Goal
Gather all lines with the word "espalda" in them.

[Dataset records]
=====

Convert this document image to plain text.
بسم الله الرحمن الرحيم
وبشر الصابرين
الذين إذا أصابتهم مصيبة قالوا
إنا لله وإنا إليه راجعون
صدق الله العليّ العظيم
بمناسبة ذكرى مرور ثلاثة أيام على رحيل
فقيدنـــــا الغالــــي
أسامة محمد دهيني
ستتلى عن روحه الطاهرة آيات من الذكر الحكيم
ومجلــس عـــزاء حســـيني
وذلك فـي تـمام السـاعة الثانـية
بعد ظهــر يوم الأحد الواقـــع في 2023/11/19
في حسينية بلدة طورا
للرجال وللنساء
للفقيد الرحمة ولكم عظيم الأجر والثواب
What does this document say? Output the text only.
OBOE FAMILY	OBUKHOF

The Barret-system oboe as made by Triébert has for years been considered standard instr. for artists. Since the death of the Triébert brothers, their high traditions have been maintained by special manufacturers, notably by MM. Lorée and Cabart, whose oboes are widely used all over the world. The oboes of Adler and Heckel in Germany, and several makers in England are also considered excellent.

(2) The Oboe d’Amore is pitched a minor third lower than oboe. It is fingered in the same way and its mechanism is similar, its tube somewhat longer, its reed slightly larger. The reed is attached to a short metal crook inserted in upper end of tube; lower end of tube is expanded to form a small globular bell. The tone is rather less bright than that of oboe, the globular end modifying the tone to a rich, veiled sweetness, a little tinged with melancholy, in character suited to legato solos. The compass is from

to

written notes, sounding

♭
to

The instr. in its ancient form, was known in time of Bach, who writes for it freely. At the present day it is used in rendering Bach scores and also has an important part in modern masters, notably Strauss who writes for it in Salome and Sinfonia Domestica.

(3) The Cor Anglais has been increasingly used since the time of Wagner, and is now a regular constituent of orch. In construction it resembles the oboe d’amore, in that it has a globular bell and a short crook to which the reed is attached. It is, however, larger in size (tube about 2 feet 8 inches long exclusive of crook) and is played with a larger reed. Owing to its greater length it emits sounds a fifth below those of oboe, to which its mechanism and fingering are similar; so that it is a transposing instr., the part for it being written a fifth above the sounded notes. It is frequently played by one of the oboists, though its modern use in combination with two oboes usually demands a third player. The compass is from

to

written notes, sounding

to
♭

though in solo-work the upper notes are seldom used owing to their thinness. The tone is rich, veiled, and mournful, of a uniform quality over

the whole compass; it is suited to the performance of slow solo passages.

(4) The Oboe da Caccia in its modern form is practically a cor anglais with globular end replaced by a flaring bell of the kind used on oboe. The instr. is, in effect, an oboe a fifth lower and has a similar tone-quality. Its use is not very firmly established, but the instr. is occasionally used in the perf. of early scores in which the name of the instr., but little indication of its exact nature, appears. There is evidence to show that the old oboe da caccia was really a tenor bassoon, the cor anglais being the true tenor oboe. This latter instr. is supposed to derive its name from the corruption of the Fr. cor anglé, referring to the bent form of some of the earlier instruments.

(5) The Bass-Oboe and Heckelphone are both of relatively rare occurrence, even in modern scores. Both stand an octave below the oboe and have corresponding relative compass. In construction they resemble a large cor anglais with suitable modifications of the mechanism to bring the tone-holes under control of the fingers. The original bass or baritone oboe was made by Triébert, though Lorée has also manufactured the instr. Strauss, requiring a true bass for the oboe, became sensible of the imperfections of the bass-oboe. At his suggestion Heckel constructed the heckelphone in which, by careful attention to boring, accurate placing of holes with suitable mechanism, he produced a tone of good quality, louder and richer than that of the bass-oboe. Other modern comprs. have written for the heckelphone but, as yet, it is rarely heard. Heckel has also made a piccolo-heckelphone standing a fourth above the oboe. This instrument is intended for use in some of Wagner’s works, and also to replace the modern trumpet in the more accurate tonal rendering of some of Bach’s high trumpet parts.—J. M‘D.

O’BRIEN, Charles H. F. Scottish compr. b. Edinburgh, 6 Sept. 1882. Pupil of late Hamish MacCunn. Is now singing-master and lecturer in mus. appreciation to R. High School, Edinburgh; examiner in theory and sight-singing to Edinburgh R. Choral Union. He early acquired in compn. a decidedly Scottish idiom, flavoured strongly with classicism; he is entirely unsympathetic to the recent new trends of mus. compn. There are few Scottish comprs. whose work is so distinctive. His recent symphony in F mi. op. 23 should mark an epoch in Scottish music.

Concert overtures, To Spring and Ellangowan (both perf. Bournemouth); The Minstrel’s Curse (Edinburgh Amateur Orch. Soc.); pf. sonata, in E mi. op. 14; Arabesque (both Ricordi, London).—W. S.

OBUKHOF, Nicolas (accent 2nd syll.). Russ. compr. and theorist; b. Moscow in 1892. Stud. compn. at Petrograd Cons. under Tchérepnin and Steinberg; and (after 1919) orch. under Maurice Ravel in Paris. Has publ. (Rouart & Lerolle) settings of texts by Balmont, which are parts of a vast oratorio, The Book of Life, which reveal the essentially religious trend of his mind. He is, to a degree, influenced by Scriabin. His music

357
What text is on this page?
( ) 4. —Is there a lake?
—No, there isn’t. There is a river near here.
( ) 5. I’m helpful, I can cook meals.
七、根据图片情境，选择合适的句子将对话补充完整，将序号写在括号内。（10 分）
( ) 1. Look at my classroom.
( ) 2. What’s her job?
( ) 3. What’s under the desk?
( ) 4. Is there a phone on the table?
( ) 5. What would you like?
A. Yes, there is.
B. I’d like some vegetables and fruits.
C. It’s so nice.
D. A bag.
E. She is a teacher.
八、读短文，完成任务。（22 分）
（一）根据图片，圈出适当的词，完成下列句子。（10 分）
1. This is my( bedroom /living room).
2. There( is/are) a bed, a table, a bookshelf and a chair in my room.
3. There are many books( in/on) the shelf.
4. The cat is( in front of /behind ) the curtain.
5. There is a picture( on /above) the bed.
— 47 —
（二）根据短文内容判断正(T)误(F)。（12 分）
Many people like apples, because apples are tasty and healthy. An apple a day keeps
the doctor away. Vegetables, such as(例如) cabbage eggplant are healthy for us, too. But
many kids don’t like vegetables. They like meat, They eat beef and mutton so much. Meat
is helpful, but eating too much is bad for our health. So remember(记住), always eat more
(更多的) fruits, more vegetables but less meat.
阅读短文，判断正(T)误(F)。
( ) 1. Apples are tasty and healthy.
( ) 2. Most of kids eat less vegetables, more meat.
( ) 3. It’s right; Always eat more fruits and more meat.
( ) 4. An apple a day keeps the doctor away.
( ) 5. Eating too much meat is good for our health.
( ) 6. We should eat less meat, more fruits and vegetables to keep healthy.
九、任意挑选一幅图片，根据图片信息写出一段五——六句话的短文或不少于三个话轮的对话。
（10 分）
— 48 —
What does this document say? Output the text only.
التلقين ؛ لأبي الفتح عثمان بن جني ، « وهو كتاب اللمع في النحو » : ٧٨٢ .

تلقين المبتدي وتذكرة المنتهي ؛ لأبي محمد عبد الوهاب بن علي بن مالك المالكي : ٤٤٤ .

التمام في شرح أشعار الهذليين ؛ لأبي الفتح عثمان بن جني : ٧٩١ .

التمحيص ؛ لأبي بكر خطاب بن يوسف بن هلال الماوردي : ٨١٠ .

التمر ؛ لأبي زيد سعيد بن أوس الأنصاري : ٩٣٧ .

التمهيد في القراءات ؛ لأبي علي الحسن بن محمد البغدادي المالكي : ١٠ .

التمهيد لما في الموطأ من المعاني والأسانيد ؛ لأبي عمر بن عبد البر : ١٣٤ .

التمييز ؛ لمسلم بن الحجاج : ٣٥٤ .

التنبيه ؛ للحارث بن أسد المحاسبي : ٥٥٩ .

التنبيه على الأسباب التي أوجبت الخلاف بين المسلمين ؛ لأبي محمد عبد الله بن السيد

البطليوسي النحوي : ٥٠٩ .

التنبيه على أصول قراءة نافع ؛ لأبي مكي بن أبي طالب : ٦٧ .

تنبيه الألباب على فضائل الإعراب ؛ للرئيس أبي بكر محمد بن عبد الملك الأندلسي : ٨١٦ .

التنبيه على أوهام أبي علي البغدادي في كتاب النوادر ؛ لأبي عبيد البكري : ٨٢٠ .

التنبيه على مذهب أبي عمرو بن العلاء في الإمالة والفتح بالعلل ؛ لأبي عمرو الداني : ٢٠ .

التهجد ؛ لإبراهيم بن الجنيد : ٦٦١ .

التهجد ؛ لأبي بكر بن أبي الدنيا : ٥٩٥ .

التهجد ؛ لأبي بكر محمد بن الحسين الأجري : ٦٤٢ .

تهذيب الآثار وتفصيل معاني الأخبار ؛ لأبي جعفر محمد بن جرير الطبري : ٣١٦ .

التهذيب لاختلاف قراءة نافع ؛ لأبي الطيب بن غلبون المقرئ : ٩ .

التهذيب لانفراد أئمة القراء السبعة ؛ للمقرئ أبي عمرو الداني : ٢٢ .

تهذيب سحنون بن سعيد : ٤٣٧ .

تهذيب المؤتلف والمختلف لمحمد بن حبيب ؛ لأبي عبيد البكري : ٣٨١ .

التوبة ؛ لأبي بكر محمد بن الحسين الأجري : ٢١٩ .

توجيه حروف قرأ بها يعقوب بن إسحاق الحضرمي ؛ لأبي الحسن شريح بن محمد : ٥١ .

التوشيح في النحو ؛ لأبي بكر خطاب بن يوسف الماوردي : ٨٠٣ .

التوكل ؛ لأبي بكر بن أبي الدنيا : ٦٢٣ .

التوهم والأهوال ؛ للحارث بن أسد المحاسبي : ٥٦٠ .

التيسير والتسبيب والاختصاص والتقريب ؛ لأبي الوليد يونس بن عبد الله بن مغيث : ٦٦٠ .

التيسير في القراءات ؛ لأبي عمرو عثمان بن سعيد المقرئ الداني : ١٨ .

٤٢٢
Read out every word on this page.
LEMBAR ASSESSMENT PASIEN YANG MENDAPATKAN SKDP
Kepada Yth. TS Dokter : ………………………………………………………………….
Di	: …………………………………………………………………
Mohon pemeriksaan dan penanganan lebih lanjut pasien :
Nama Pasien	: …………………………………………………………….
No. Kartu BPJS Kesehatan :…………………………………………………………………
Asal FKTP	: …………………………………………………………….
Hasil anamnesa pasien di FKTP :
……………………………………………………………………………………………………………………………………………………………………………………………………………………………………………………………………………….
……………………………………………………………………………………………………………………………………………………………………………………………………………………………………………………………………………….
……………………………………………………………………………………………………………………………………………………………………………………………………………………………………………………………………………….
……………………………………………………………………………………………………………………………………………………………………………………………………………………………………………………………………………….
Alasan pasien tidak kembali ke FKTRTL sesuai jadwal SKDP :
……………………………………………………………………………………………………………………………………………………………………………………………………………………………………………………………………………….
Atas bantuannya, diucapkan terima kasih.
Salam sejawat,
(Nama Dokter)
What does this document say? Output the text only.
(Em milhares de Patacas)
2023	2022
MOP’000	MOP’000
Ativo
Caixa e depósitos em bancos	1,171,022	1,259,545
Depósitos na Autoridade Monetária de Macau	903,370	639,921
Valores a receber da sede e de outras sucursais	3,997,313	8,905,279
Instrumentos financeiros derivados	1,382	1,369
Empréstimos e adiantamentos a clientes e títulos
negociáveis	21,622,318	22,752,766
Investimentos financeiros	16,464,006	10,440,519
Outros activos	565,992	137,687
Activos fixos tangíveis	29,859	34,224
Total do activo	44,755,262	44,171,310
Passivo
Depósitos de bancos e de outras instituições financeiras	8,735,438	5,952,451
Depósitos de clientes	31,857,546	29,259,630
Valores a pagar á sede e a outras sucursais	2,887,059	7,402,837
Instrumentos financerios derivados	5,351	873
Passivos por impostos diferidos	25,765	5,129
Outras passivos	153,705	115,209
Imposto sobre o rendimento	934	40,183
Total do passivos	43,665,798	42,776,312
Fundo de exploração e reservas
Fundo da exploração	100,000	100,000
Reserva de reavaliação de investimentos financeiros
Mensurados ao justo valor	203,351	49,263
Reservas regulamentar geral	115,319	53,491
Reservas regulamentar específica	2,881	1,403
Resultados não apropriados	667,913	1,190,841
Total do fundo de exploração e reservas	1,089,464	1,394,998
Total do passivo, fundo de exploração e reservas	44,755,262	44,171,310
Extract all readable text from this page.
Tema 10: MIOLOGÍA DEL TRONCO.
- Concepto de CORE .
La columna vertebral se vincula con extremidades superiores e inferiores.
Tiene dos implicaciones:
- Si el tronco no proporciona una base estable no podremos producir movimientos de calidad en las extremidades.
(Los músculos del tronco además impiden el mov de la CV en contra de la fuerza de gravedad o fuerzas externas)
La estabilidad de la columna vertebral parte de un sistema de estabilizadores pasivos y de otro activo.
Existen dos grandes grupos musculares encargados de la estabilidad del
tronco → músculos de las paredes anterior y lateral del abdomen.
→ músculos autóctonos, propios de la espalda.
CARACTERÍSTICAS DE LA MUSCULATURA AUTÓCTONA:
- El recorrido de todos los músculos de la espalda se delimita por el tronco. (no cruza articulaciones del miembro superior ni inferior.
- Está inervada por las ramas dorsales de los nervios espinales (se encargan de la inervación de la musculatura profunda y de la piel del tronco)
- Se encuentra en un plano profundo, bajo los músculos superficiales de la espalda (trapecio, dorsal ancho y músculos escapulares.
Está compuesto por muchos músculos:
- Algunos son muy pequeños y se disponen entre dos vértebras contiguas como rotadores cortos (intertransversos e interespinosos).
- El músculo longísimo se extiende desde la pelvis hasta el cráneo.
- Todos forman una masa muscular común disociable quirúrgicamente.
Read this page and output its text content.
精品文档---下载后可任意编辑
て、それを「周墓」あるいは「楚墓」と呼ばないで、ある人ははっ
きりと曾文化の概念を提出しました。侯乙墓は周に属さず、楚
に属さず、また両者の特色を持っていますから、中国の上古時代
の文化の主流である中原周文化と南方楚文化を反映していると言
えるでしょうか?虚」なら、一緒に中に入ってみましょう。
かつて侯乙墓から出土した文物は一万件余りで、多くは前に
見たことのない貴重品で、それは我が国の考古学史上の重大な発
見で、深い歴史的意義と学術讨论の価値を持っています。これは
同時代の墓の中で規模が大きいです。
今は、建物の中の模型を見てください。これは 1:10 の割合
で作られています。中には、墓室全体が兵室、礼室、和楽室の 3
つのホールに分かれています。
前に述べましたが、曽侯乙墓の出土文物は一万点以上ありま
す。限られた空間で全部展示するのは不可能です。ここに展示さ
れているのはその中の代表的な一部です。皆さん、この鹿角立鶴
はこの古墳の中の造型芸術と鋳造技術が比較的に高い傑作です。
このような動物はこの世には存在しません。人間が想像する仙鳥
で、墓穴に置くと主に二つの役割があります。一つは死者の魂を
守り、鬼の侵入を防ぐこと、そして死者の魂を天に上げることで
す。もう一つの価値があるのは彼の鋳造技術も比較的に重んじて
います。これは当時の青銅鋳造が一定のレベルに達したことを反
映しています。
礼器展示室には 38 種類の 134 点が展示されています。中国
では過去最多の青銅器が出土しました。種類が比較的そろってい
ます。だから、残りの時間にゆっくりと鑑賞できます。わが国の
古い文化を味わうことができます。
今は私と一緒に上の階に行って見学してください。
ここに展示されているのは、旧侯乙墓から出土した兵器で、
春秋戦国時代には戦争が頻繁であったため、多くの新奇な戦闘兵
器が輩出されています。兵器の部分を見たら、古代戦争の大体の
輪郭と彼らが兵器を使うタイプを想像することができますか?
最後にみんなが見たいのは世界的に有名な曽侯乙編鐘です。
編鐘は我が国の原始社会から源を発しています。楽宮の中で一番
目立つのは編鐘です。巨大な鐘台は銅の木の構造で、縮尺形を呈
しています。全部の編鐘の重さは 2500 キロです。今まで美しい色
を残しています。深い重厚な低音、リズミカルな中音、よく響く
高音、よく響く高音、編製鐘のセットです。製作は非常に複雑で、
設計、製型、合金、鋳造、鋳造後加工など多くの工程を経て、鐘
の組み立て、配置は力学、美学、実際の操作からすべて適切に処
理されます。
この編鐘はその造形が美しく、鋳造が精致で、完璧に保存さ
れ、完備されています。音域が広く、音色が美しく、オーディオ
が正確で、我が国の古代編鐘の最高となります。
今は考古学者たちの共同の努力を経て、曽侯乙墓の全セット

=====

Answer for this exercise
→ músculos autóctonos, propios de la espalda.
- El recorrido de todos los músculos de la espalda se delimita por el tronco. (no cruza articulaciones del miembro superior ni inferior.
- Se encuentra en un plano profundo, bajo los músculos superficiales de la espalda (trapecio, dorsal ancho y músculos escapulares.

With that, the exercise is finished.